- _WHAT THE TASK REQUIRES_
Make an exact copy of all the records.

======== DATA TO USE ========

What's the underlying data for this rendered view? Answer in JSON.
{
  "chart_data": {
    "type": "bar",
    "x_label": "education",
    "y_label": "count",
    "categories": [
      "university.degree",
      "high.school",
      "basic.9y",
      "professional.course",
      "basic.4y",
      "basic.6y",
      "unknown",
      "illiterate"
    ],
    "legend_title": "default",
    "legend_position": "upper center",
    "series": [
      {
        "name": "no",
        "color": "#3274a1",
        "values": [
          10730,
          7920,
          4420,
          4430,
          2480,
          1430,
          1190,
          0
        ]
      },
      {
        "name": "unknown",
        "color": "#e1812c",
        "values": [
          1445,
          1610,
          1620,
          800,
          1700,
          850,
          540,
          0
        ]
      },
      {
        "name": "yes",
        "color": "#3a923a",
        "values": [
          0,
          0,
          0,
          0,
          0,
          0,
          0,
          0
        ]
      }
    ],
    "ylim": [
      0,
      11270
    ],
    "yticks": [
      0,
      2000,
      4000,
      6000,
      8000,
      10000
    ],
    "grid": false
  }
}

========

- _EXPECTED OUTPUT_
What's the underlying data for this rendered view? Answer in JSON.
{
  "chart_data": {
    "type": "bar",
    "x_label": "education",
    "y_label": "count",
    "categories": [
      "university.degree",
      "high.school",
      "basic.9y",
      "professional.course",
      "basic.4y",
      "basic.6y",
      "unknown",
      "illiterate"
    ],
    "legend_title": "default",
    "legend_position": "upper center",
    "series": [
      {
        "name": "no",
        "color": "#3274a1",
        "values": [
          10730,
          7920,
          4420,
          4430,
          2480,
          1430,
          1190,
          0
        ]
      },
      {
        "name": "unknown",
        "color": "#e1812c",
        "values": [
          1445,
          1610,
          1620,
          800,
          1700,
          850,
          540,
          0
        ]
      },
      {
        "name": "yes",
        "color": "#3a923a",
        "values": [
          0,
          0,
          0,
          0,
          0,
          0,
          0,
          0
        ]
      }
    ],
    "ylim": [
      0,
      11270
    ],
    "yticks": [
      0,
      2000,
      4000,
      6000,
      8000,
      10000
    ],
    "grid": false
  }
}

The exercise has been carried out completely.